## START

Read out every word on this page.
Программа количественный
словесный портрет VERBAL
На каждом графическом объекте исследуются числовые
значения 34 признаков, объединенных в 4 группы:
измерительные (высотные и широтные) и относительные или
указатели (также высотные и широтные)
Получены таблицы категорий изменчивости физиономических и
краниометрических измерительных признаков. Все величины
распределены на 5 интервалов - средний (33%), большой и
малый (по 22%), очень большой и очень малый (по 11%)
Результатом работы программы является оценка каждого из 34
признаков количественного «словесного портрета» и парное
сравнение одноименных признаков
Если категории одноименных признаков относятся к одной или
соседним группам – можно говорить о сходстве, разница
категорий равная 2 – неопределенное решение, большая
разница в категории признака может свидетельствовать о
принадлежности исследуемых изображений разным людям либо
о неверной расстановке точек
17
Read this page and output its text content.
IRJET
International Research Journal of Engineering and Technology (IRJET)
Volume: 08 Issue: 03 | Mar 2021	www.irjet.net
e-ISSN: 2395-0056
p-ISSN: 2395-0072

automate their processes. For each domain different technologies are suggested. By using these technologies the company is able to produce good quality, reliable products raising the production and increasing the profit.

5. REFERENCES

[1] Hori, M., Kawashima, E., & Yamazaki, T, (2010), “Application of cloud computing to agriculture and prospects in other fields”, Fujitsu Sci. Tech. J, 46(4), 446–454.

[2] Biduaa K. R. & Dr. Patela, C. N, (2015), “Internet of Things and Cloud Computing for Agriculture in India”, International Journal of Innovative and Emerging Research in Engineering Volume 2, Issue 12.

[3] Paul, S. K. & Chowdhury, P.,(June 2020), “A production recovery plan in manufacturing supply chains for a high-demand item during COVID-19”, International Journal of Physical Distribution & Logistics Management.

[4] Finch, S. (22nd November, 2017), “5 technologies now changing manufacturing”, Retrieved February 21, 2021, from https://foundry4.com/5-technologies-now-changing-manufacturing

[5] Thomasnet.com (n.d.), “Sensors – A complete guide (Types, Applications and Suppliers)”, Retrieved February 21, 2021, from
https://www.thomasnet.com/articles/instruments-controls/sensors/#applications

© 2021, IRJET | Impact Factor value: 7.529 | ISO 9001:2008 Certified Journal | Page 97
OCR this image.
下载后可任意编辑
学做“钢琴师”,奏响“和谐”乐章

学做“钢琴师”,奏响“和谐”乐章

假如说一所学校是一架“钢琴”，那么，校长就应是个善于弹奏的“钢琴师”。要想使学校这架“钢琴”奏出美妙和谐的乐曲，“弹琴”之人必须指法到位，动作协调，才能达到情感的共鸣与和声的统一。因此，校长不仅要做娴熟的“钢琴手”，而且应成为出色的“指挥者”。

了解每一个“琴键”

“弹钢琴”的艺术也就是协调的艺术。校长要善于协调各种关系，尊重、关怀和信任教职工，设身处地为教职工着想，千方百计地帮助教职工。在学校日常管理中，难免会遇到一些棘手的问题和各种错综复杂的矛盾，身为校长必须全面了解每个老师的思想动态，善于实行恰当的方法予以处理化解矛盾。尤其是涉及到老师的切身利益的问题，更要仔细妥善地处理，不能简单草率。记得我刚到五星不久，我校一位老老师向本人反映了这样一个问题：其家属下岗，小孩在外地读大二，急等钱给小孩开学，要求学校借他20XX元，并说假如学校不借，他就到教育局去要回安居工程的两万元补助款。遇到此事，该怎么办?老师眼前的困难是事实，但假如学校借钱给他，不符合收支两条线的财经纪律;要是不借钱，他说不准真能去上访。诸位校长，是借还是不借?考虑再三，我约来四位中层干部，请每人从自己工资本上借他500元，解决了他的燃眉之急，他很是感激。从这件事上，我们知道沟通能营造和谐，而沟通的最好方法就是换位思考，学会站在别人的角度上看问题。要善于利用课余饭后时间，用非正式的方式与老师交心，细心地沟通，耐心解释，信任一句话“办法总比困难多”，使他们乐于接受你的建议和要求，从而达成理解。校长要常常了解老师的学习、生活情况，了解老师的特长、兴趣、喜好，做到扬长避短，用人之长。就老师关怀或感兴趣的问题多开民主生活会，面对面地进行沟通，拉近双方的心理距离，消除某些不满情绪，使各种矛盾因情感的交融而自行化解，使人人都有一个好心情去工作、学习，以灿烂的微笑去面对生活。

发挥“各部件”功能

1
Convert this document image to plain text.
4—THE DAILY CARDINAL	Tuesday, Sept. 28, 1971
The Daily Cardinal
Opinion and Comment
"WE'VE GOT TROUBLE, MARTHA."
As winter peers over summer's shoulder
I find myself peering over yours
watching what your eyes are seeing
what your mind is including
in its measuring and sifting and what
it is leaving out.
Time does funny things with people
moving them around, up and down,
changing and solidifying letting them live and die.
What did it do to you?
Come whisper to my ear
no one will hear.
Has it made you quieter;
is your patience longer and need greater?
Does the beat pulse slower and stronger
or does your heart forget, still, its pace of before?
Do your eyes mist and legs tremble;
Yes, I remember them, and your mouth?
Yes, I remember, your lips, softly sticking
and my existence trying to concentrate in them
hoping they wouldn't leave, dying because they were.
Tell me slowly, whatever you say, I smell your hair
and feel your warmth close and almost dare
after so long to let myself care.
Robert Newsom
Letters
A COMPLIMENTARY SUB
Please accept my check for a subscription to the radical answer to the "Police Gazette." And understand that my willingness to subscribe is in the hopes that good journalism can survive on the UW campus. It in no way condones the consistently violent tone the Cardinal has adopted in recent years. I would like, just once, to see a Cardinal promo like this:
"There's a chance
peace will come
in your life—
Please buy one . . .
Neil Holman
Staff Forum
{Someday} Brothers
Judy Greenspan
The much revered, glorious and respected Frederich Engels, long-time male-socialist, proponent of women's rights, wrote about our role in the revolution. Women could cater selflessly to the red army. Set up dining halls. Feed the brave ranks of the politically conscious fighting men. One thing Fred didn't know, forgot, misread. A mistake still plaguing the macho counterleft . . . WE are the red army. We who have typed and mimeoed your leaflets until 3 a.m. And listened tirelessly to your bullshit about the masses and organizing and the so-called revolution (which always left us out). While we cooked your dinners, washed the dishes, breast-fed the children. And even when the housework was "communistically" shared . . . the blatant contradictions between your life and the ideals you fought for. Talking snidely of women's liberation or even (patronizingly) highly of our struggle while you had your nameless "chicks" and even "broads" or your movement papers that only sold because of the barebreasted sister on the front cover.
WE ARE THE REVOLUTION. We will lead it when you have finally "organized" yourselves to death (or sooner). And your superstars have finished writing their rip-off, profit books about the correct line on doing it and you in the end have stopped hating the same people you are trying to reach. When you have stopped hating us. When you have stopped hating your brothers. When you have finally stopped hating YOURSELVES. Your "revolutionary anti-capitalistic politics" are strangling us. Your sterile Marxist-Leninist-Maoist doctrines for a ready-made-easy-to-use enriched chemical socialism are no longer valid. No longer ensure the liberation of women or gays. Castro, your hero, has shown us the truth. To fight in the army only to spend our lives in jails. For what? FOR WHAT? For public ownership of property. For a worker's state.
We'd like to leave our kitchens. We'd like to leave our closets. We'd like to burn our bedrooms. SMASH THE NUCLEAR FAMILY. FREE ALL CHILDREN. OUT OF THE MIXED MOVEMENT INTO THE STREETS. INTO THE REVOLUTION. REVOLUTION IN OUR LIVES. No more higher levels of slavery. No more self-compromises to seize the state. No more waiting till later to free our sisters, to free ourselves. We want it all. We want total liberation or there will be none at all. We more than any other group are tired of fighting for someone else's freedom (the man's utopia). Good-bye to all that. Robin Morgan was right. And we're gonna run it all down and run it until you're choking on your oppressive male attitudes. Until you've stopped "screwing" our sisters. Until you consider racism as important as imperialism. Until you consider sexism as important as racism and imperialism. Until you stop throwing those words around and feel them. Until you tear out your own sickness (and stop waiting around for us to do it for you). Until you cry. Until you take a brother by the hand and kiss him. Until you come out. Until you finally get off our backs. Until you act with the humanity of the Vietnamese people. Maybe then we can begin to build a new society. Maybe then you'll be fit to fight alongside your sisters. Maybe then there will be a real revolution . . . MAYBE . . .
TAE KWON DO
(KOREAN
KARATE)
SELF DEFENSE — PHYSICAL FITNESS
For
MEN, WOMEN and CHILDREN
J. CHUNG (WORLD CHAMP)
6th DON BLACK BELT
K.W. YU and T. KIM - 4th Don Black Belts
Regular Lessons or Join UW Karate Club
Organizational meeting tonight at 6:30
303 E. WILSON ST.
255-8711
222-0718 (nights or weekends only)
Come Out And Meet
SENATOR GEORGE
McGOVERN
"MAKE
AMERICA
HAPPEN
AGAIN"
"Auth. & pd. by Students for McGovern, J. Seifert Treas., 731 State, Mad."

## END

▸ Objective
Check every line of the material for the string "Engineering" and give the number of lines that have it, without anything else.

▸ Solution to this task
2